┌──

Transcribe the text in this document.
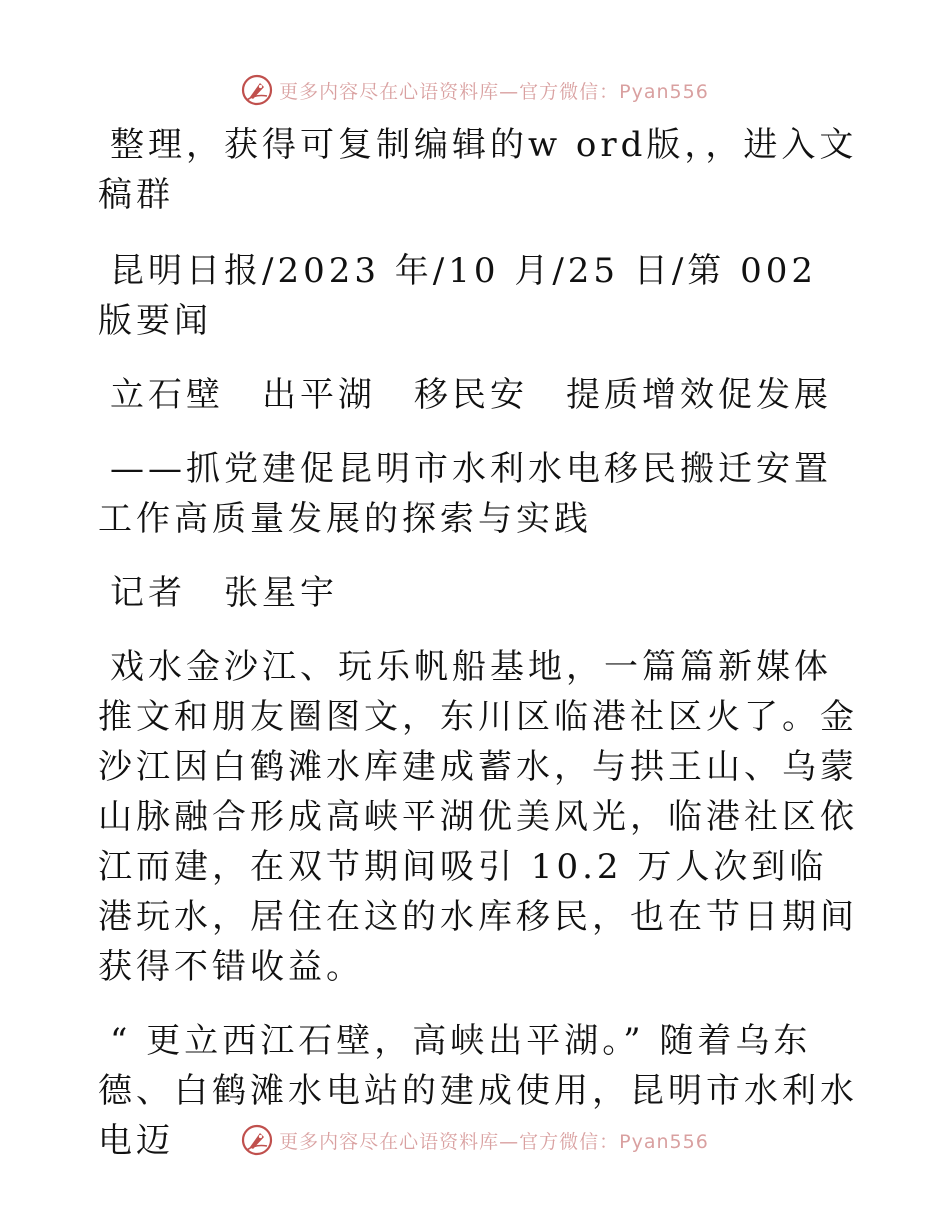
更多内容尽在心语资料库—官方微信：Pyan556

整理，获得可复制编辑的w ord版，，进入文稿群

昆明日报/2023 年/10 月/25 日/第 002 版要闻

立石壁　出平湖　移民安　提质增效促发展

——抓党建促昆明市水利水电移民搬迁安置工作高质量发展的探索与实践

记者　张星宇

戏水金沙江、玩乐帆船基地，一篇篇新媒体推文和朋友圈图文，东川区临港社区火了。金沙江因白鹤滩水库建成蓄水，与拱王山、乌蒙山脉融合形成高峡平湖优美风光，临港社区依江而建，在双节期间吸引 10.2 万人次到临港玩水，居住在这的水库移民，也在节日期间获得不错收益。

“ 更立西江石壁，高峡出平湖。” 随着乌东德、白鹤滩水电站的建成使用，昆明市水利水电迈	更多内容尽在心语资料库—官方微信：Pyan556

└──

Given instruction
Copy the material exactly. Do not include the pictures.

Worked solution
Transcribe the text in this document.
更多内容尽在心语资料库—官方微信：Pyan556

整理，获得可复制编辑的w ord版，，进入文稿群

昆明日报/2023 年/10 月/25 日/第 002 版要闻

立石壁　出平湖　移民安　提质增效促发展

——抓党建促昆明市水利水电移民搬迁安置工作高质量发展的探索与实践

记者　张星宇

戏水金沙江、玩乐帆船基地，一篇篇新媒体推文和朋友圈图文，东川区临港社区火了。金沙江因白鹤滩水库建成蓄水，与拱王山、乌蒙山脉融合形成高峡平湖优美风光，临港社区依江而建，在双节期间吸引 10.2 万人次到临港玩水，居住在这的水库移民，也在节日期间获得不错收益。

“ 更立西江石壁，高峡出平湖。” 随着乌东德、白鹤滩水电站的建成使用，昆明市水利水电迈	更多内容尽在心语资料库—官方微信：Pyan556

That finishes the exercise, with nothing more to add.